**Provided entries:**
-*-
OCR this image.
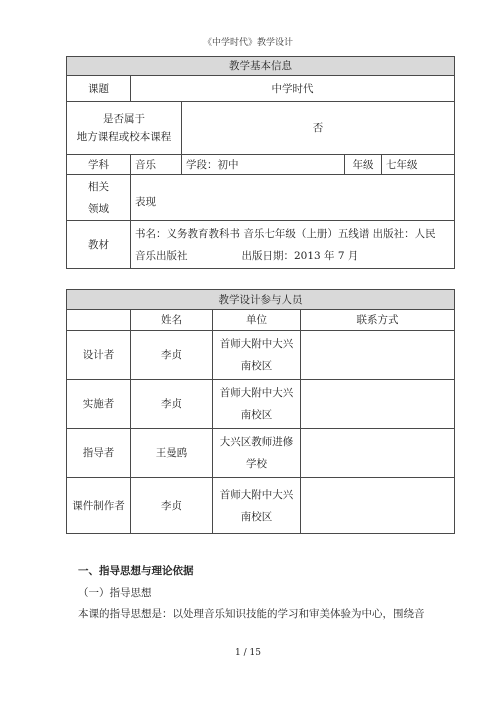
《中学时代》教学设计
教学基本信息				
课题	中学时代			

是否属于
地方课程或校本课程		否		
学科	音乐	学段：初中	年级	七年级

相关
领域	表现			
教材	书名：义务教育教科书 音乐七年级（上册）五线谱 出版社：人民
音乐出版社 出版日期：2013 年 7 月			
教学设计参与人员			
	姓名	单位	联系方式
设计者	李贞	首师大附中大兴
南校区	

实施者	李贞	首师大附中大兴
南校区	

指导者	王曼鸥	大兴区教师进修
学校	

课件制作者	李贞	首师大附中大兴
南校区	

一、指导思想与理论依据
（一）指导思想
本课的指导思想是：以处理音乐知识技能的学习和审美体验为中心，围绕音
1 / 15
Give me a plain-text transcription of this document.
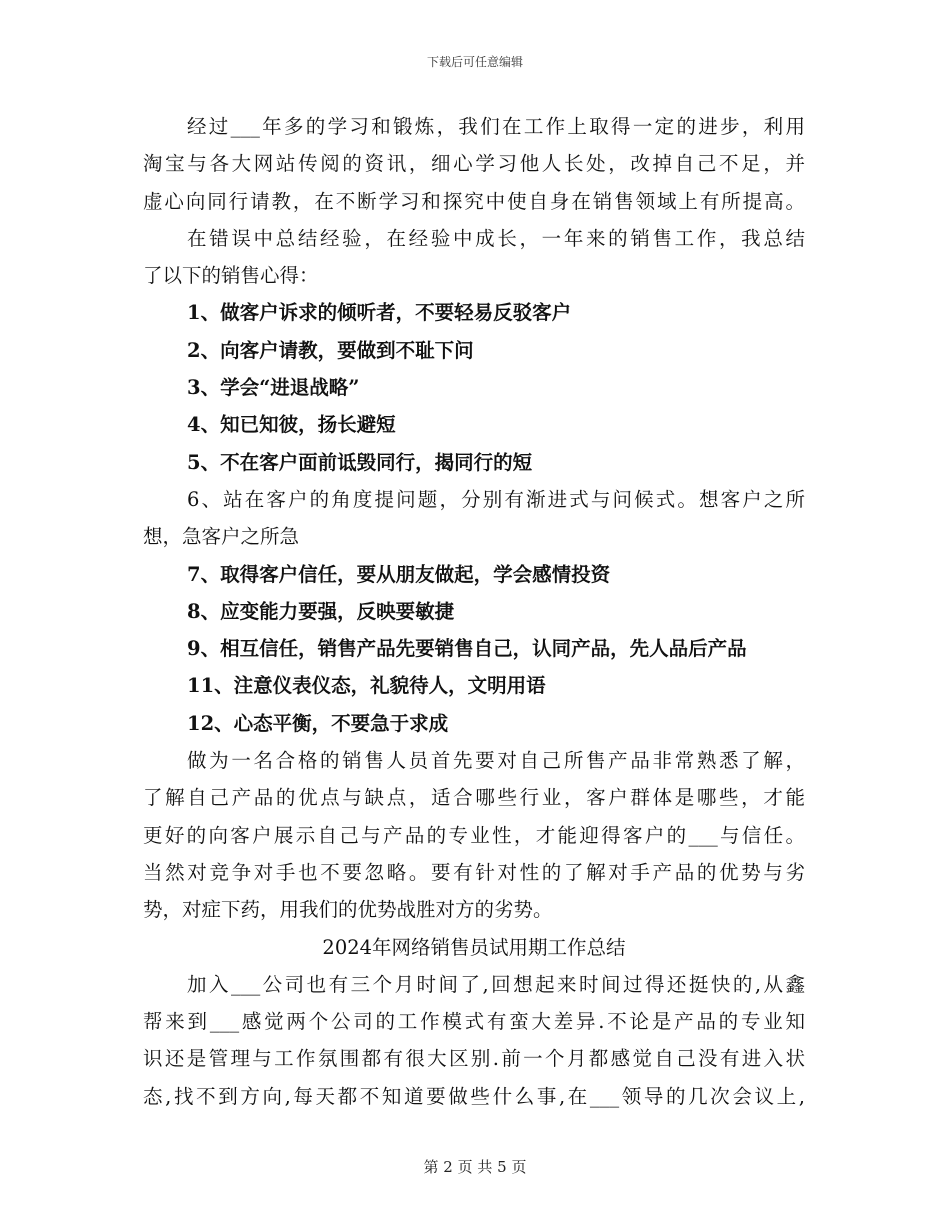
下载后可任意编辑
经过___年多的学习和锻炼，我们在工作上取得一定的进步，利用
淘宝与各大网站传阅的资讯，细心学习他人长处，改掉自己不足，并
虚心向同行请教，在不断学习和探究中使自身在销售领域上有所提高。
在错误中总结经验，在经验中成长，一年来的销售工作，我总结
了以下的销售心得：
1、做客户诉求的倾听者，不要轻易反驳客户
2、向客户请教，要做到不耻下问
3、学会“进退战略”
4、知已知彼，扬长避短
5、不在客户面前诋毁同行，揭同行的短
6、站在客户的角度提问题，分别有渐进式与问候式。想客户之所
想，急客户之所急
7、取得客户信任，要从朋友做起，学会感情投资
8、应变能力要强，反映要敏捷
9、相互信任，销售产品先要销售自己，认同产品，先人品后产品
11、注意仪表仪态，礼貌待人，文明用语
12、心态平衡，不要急于求成
做为一名合格的销售人员首先要对自己所售产品非常熟悉了解，
了解自己产品的优点与缺点，适合哪些行业，客户群体是哪些，才能
更好的向客户展示自己与产品的专业性，才能迎得客户的___与信任。
当然对竞争对手也不要忽略。要有针对性的了解对手产品的优势与劣
势，对症下药，用我们的优势战胜对方的劣势。
2024年网络销售员试用期工作总结
加入___公司也有三个月时间了,回想起来时间过得还挺快的,从鑫
帮来到___感觉两个公司的工作模式有蛮大差异.不论是产品的专业知
识还是管理与工作氛围都有很大区别.前一个月都感觉自己没有进入状
态,找不到方向,每天都不知道要做些什么事,在___领导的几次会议上,
第 2 页 共 5 页
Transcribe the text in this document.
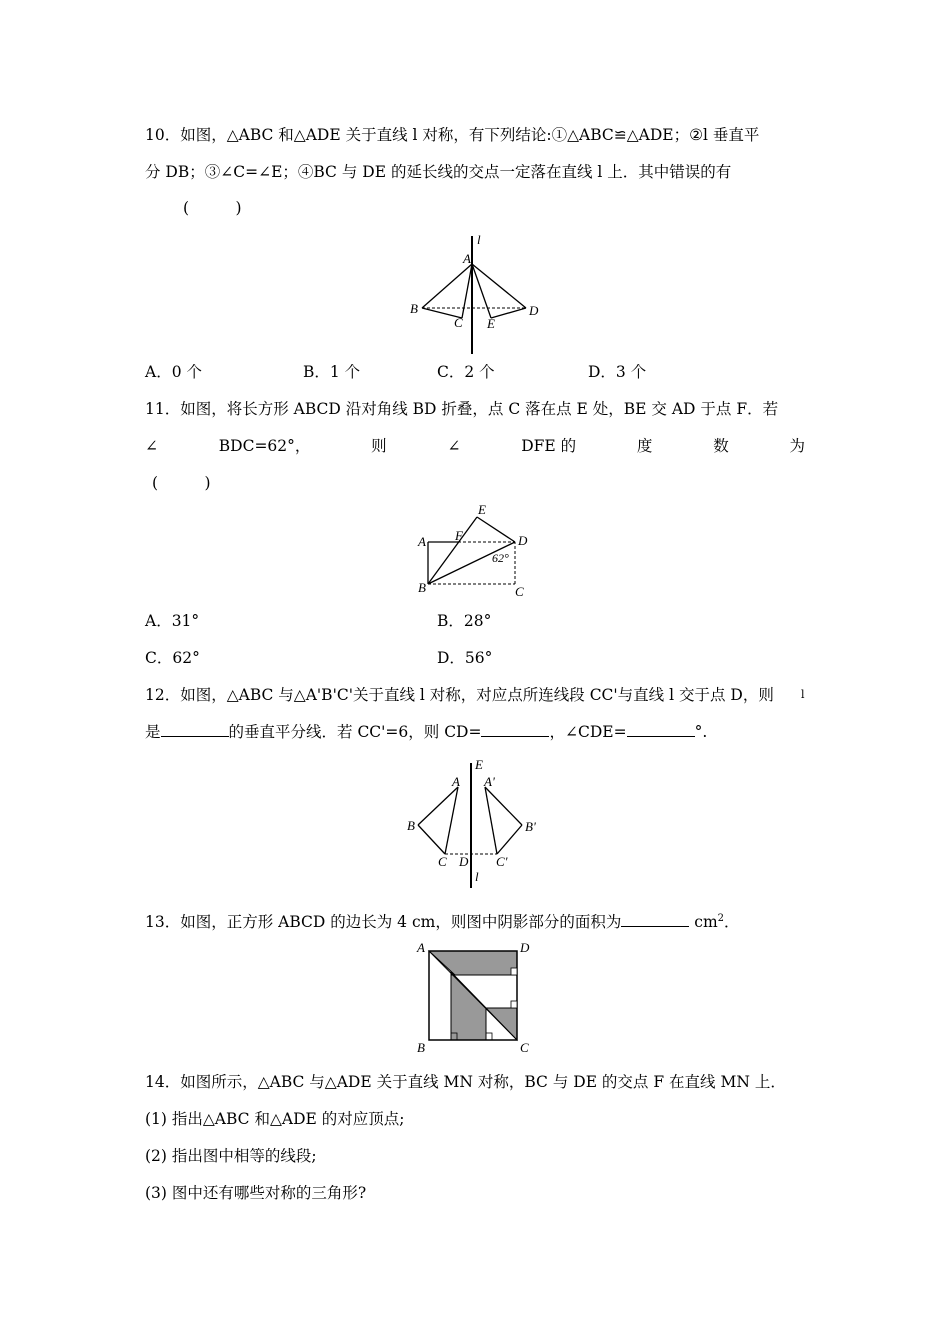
10．如图，△ABC 和△ADE 关于直线 l 对称，有下列结论:①△ABC≌△ADE；②l 垂直平
分 DB；③∠C=∠E；④BC 与 DE 的延长线的交点一定落在直线 l 上．其中错误的有
(　　　)
l
A
B
C E
D
A．0 个	B．1 个	C．2 个	D．3 个
11．如图，将长方形 ABCD 沿对角线 BD 折叠，点 C 落在点 E 处，BE 交 AD 于点 F．若
∠	BDC=62°，	则	∠	DFE 的	度	数	为
(　　　)
E
A F	D
62°
B	C
A．31°	B．28°
C．62°	D．56°
12．如图，△ABC 与△A'B'C'关于直线 l 对称，对应点所连线段 CC'与直线 l 交于点 D，则 l
是	的垂直平分线．若 CC'=6，则 CD=	，∠CDE=	°.
E
A A'
B	B'
C D C'
l
13．如图，正方形 ABCD 的边长为 4 cm，则图中阴影部分的面积为	$cm^2$．
A	D
B	C
14．如图所示，△ABC 与△ADE 关于直线 MN 对称，BC 与 DE 的交点 F 在直线 MN 上．
(1) 指出△ABC 和△ADE 的对应顶点;
(2) 指出图中相等的线段;
(3) 图中还有哪些对称的三角形?
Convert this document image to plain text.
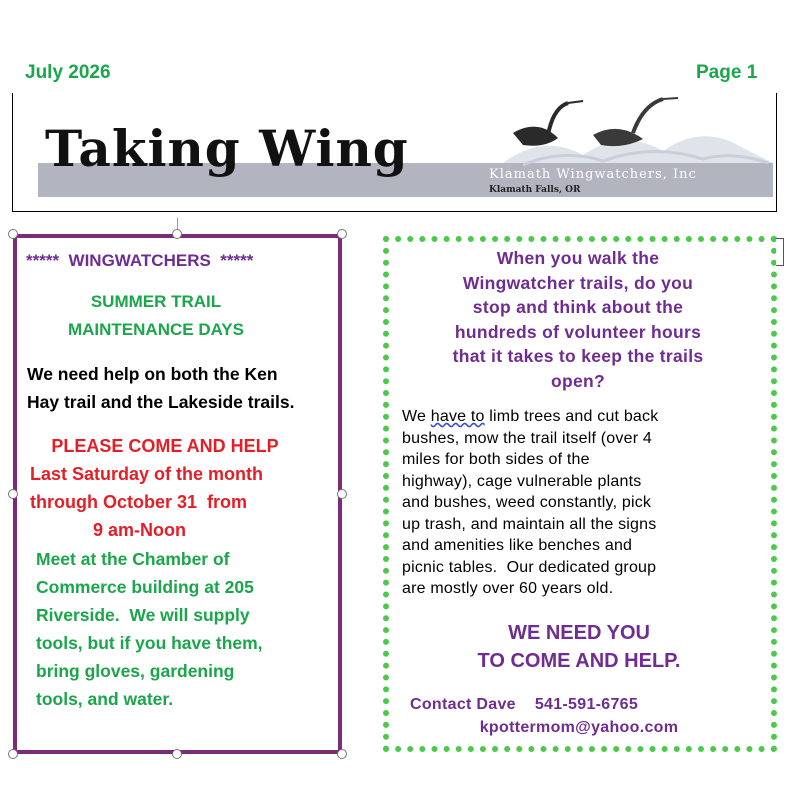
July 2026	Page 1
Taking Wing	Klamath Wingwatchers, Inc
Klamath Falls, OR
*****  WINGWATCHERS  *****
SUMMER TRAIL
MAINTENANCE DAYS
We need help on both the Ken
Hay trail and the Lakeside trails.
PLEASE COME AND HELP
Last Saturday of the month
through October 31  from
9 am-Noon
Meet at the Chamber of
Commerce building at 205
Riverside.  We will supply
tools, but if you have them,
bring gloves, gardening
tools, and water.
When you walk the
Wingwatcher trails, do you
stop and think about the
hundreds of volunteer hours
that it takes to keep the trails
open?
We have to limb trees and cut back
bushes, mow the trail itself (over 4
miles for both sides of the
highway), cage vulnerable plants
and bushes, weed constantly, pick
up trash, and maintain all the signs
and amenities like benches and
picnic tables.  Our dedicated group
are mostly over 60 years old.
WE NEED YOU
TO COME AND HELP.
Contact Dave    541-591-6765
kpottermom@yahoo.com
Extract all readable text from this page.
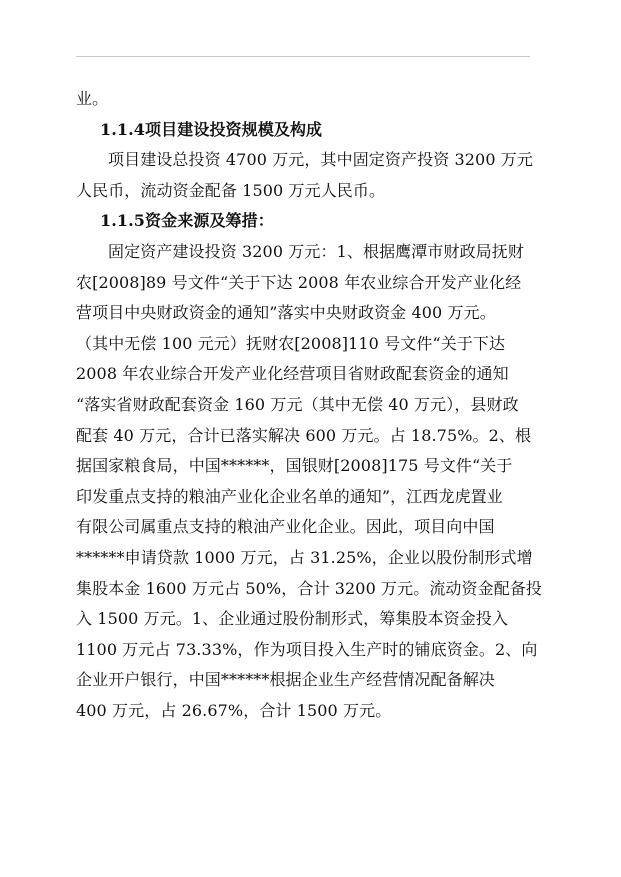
业。
1.1.4项目建设投资规模及构成
项目建设总投资 4700 万元，其中固定资产投资 3200 万元
人民币，流动资金配备 1500 万元人民币。
1.1.5资金来源及筹措：
固定资产建设投资 3200 万元：1、根据鹰潭市财政局抚财
农[2008]89 号文件“关于下达 2008 年农业综合开发产业化经
营项目中央财政资金的通知”落实中央财政资金 400 万元。
（其中无偿 100 元元）抚财农[2008]110 号文件“关于下达
2008 年农业综合开发产业化经营项目省财政配套资金的通知
“落实省财政配套资金 160 万元（其中无偿 40 万元），县财政
配套 40 万元，合计已落实解决 600 万元。占 18.75%。2、根
据国家粮食局，中国******，国银财[2008]175 号文件“关于
印发重点支持的粮油产业化企业名单的通知”，江西龙虎置业
有限公司属重点支持的粮油产业化企业。因此，项目向中国
******申请贷款 1000 万元，占 31.25%，企业以股份制形式增
集股本金 1600 万元占 50%，合计 3200 万元。流动资金配备投
入 1500 万元。1、企业通过股份制形式，筹集股本资金投入
1100 万元占 73.33%，作为项目投入生产时的铺底资金。2、向
企业开户银行，中国******根据企业生产经营情况配备解决
400 万元，占 26.67%，合计 1500 万元。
-*-
**Request:** Look through the entries and work out how many lines have the word "plain" in them; reply with that number only.

**Full response:** 2